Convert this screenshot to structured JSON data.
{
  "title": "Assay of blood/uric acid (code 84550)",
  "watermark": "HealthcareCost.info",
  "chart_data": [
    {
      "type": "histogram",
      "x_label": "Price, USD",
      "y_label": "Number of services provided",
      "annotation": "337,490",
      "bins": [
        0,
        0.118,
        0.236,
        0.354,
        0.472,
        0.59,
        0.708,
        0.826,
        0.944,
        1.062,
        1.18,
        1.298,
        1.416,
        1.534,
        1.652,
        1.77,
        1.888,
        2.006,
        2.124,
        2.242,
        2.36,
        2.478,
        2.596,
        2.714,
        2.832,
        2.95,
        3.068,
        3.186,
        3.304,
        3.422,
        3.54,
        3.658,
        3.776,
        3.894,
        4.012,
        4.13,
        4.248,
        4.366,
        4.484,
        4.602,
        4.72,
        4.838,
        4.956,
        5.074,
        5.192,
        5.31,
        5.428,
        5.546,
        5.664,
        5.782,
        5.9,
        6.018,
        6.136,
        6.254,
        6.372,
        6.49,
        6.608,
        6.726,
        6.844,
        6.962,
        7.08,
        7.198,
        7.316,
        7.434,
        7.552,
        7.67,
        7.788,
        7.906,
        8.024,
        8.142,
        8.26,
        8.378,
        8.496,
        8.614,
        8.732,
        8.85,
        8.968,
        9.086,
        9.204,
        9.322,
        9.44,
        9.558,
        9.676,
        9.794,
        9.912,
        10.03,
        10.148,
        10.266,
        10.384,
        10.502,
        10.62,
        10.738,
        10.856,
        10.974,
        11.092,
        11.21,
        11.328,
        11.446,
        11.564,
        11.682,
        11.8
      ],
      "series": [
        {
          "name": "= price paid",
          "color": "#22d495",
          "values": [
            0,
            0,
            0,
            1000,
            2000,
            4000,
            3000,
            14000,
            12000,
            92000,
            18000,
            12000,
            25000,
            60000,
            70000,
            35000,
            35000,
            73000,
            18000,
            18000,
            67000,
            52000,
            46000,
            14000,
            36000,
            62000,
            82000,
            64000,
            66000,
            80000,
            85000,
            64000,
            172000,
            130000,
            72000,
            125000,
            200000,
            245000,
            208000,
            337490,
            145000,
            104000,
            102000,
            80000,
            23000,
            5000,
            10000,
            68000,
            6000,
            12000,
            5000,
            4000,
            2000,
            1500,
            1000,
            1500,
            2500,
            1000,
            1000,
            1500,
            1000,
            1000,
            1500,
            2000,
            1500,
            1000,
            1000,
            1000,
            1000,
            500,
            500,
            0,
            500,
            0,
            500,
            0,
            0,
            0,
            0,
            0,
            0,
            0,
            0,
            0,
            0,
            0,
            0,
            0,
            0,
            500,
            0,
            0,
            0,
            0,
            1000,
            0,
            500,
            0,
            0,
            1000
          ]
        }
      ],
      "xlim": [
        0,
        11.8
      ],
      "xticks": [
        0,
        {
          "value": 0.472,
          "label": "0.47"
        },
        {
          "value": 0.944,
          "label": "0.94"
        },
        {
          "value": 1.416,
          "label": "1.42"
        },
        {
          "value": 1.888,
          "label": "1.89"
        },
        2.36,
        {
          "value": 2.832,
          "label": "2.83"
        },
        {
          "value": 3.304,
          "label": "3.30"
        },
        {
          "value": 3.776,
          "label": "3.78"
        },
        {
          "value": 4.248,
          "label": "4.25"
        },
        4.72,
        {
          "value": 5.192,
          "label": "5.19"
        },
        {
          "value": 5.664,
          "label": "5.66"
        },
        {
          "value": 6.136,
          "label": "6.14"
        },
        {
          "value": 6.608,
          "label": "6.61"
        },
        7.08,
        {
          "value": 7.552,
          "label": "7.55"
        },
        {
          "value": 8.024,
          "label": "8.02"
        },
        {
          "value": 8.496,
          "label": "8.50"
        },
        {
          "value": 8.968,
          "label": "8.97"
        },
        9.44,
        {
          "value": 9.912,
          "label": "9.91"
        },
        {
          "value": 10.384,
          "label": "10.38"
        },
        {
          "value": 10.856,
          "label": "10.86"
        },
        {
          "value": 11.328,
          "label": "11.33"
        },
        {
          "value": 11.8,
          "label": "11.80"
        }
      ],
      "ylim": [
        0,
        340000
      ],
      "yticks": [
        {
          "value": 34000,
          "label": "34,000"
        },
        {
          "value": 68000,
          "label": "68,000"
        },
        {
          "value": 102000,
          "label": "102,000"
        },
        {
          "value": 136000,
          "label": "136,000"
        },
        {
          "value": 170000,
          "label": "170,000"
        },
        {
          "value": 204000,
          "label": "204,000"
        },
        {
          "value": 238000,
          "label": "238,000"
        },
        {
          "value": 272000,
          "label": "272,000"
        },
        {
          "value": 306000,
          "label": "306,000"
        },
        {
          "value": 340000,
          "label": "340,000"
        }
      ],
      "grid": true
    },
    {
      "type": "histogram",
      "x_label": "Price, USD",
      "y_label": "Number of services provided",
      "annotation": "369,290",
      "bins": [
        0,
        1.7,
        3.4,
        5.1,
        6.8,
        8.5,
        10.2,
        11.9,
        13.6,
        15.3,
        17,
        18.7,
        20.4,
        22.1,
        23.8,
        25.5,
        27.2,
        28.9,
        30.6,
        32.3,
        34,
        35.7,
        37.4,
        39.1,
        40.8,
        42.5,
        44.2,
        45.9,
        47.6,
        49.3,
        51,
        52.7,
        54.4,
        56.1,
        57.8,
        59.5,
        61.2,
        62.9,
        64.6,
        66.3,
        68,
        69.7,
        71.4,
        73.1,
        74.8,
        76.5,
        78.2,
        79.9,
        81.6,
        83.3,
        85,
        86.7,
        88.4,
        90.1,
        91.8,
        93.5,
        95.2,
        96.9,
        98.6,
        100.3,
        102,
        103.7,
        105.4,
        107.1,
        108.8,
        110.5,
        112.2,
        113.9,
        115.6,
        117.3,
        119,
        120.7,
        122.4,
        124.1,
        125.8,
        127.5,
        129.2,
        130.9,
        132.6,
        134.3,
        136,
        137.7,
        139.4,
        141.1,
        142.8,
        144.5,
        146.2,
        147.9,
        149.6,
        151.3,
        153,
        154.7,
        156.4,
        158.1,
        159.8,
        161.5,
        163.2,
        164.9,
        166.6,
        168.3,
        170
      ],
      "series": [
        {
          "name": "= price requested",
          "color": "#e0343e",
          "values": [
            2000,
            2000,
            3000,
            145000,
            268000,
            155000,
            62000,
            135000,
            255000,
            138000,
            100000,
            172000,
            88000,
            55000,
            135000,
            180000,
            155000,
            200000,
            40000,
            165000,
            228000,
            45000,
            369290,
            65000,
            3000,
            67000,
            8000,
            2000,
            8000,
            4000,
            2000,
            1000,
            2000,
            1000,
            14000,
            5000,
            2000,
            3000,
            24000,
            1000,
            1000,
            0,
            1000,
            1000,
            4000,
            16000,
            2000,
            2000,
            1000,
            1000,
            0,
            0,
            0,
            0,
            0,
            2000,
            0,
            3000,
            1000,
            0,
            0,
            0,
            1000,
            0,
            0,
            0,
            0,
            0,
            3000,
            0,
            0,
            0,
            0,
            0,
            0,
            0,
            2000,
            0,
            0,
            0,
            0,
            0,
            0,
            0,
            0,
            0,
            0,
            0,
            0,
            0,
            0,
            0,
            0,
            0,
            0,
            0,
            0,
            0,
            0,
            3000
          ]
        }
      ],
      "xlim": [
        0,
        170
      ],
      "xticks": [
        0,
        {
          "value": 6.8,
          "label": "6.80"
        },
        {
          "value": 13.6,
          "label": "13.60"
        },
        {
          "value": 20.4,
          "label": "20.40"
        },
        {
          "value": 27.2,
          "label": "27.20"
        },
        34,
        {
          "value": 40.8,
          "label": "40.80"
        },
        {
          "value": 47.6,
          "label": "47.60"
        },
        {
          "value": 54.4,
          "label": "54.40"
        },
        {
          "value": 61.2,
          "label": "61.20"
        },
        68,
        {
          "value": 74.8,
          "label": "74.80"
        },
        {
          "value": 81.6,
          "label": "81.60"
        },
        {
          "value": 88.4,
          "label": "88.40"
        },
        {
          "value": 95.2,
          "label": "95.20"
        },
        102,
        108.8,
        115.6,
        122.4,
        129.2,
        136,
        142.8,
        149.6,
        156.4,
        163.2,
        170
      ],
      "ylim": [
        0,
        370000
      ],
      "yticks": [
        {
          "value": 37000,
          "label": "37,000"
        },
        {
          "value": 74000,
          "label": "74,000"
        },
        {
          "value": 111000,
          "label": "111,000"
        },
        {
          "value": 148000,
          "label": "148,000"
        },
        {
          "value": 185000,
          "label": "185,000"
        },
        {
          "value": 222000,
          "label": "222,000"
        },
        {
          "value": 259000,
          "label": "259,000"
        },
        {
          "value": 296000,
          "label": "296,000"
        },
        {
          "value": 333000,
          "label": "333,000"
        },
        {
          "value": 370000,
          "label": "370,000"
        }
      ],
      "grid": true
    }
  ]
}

● EXERCISE DIRECTIONS: Above are records; count the lines among them that include the word "name", and give only the number.

● OUTPUT OF THE EXERCISE: 2